_INSTRUCTION_. Are you able to retype all the records below exactly?

Stored items
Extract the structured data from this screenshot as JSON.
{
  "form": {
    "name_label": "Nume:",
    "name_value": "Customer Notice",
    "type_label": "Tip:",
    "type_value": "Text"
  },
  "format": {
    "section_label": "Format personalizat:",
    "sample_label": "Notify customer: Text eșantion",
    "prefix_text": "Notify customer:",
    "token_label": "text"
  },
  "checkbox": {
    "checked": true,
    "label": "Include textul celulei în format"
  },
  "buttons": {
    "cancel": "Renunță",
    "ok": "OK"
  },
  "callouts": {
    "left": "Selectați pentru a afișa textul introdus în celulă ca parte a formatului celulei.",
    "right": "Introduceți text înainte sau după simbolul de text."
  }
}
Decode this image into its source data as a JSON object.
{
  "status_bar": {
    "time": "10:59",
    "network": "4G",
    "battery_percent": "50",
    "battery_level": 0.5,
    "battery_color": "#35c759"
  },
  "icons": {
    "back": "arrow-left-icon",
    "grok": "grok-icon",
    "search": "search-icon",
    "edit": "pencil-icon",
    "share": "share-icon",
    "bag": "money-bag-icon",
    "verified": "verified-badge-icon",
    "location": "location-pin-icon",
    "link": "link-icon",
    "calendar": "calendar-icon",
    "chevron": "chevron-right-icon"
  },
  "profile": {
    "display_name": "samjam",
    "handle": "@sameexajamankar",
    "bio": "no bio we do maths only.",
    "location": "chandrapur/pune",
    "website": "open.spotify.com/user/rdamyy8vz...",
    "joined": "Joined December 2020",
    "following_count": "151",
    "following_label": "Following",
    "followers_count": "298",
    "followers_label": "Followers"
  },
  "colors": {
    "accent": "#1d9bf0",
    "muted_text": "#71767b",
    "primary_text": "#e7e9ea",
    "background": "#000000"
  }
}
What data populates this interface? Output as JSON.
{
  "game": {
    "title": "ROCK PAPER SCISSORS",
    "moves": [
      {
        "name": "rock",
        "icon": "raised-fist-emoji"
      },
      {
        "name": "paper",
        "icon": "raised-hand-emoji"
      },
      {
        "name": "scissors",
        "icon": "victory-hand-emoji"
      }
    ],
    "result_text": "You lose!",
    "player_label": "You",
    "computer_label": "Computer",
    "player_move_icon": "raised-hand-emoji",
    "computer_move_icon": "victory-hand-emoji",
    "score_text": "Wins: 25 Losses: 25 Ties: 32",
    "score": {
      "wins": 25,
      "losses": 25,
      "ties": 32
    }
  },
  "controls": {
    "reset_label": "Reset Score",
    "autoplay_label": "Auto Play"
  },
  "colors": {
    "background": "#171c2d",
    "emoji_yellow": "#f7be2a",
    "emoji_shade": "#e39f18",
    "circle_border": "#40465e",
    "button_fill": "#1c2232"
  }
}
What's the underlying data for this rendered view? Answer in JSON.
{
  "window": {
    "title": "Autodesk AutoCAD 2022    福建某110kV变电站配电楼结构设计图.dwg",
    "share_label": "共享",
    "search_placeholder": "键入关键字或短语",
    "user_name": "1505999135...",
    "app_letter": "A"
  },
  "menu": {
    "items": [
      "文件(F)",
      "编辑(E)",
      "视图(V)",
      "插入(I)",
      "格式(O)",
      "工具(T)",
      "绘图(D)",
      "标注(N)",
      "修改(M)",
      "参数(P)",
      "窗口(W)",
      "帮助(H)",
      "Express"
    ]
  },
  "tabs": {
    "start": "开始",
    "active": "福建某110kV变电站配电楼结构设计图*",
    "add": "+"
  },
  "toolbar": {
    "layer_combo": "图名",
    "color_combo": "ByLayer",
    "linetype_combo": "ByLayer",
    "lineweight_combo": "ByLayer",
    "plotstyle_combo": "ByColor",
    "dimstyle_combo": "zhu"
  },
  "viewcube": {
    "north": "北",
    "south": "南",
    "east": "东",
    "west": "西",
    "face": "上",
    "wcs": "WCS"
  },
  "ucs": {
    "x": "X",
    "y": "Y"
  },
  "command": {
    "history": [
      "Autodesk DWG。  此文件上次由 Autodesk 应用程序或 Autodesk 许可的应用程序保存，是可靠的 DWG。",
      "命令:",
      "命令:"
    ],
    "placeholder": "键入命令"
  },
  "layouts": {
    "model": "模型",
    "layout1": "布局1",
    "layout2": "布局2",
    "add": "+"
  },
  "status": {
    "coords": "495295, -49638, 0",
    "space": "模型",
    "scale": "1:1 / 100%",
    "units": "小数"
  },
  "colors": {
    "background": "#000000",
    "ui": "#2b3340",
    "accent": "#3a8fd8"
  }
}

_FINISHED TASK_.
Extract the structured data from this screenshot as JSON.
{
  "form": {
    "name_label": "Nume:",
    "name_value": "Customer Notice",
    "type_label": "Tip:",
    "type_value": "Text"
  },
  "format": {
    "section_label": "Format personalizat:",
    "sample_label": "Notify customer: Text eșantion",
    "prefix_text": "Notify customer:",
    "token_label": "text"
  },
  "checkbox": {
    "checked": true,
    "label": "Include textul celulei în format"
  },
  "buttons": {
    "cancel": "Renunță",
    "ok": "OK"
  },
  "callouts": {
    "left": "Selectați pentru a afișa textul introdus în celulă ca parte a formatului celulei.",
    "right": "Introduceți text înainte sau după simbolul de text."
  }
}
Decode this image into its source data as a JSON object.
{
  "status_bar": {
    "time": "10:59",
    "network": "4G",
    "battery_percent": "50",
    "battery_level": 0.5,
    "battery_color": "#35c759"
  },
  "icons": {
    "back": "arrow-left-icon",
    "grok": "grok-icon",
    "search": "search-icon",
    "edit": "pencil-icon",
    "share": "share-icon",
    "bag": "money-bag-icon",
    "verified": "verified-badge-icon",
    "location": "location-pin-icon",
    "link": "link-icon",
    "calendar": "calendar-icon",
    "chevron": "chevron-right-icon"
  },
  "profile": {
    "display_name": "samjam",
    "handle": "@sameexajamankar",
    "bio": "no bio we do maths only.",
    "location": "chandrapur/pune",
    "website": "open.spotify.com/user/rdamyy8vz...",
    "joined": "Joined December 2020",
    "following_count": "151",
    "following_label": "Following",
    "followers_count": "298",
    "followers_label": "Followers"
  },
  "colors": {
    "accent": "#1d9bf0",
    "muted_text": "#71767b",
    "primary_text": "#e7e9ea",
    "background": "#000000"
  }
}
What data populates this interface? Output as JSON.
{
  "game": {
    "title": "ROCK PAPER SCISSORS",
    "moves": [
      {
        "name": "rock",
        "icon": "raised-fist-emoji"
      },
      {
        "name": "paper",
        "icon": "raised-hand-emoji"
      },
      {
        "name": "scissors",
        "icon": "victory-hand-emoji"
      }
    ],
    "result_text": "You lose!",
    "player_label": "You",
    "computer_label": "Computer",
    "player_move_icon": "raised-hand-emoji",
    "computer_move_icon": "victory-hand-emoji",
    "score_text": "Wins: 25 Losses: 25 Ties: 32",
    "score": {
      "wins": 25,
      "losses": 25,
      "ties": 32
    }
  },
  "controls": {
    "reset_label": "Reset Score",
    "autoplay_label": "Auto Play"
  },
  "colors": {
    "background": "#171c2d",
    "emoji_yellow": "#f7be2a",
    "emoji_shade": "#e39f18",
    "circle_border": "#40465e",
    "button_fill": "#1c2232"
  }
}
What's the underlying data for this rendered view? Answer in JSON.
{
  "window": {
    "title": "Autodesk AutoCAD 2022    福建某110kV变电站配电楼结构设计图.dwg",
    "share_label": "共享",
    "search_placeholder": "键入关键字或短语",
    "user_name": "1505999135...",
    "app_letter": "A"
  },
  "menu": {
    "items": [
      "文件(F)",
      "编辑(E)",
      "视图(V)",
      "插入(I)",
      "格式(O)",
      "工具(T)",
      "绘图(D)",
      "标注(N)",
      "修改(M)",
      "参数(P)",
      "窗口(W)",
      "帮助(H)",
      "Express"
    ]
  },
  "tabs": {
    "start": "开始",
    "active": "福建某110kV变电站配电楼结构设计图*",
    "add": "+"
  },
  "toolbar": {
    "layer_combo": "图名",
    "color_combo": "ByLayer",
    "linetype_combo": "ByLayer",
    "lineweight_combo": "ByLayer",
    "plotstyle_combo": "ByColor",
    "dimstyle_combo": "zhu"
  },
  "viewcube": {
    "north": "北",
    "south": "南",
    "east": "东",
    "west": "西",
    "face": "上",
    "wcs": "WCS"
  },
  "ucs": {
    "x": "X",
    "y": "Y"
  },
  "command": {
    "history": [
      "Autodesk DWG。  此文件上次由 Autodesk 应用程序或 Autodesk 许可的应用程序保存，是可靠的 DWG。",
      "命令:",
      "命令:"
    ],
    "placeholder": "键入命令"
  },
  "layouts": {
    "model": "模型",
    "layout1": "布局1",
    "layout2": "布局2",
    "add": "+"
  },
  "status": {
    "coords": "495295, -49638, 0",
    "space": "模型",
    "scale": "1:1 / 100%",
    "units": "小数"
  },
  "colors": {
    "background": "#000000",
    "ui": "#2b3340",
    "accent": "#3a8fd8"
  }
}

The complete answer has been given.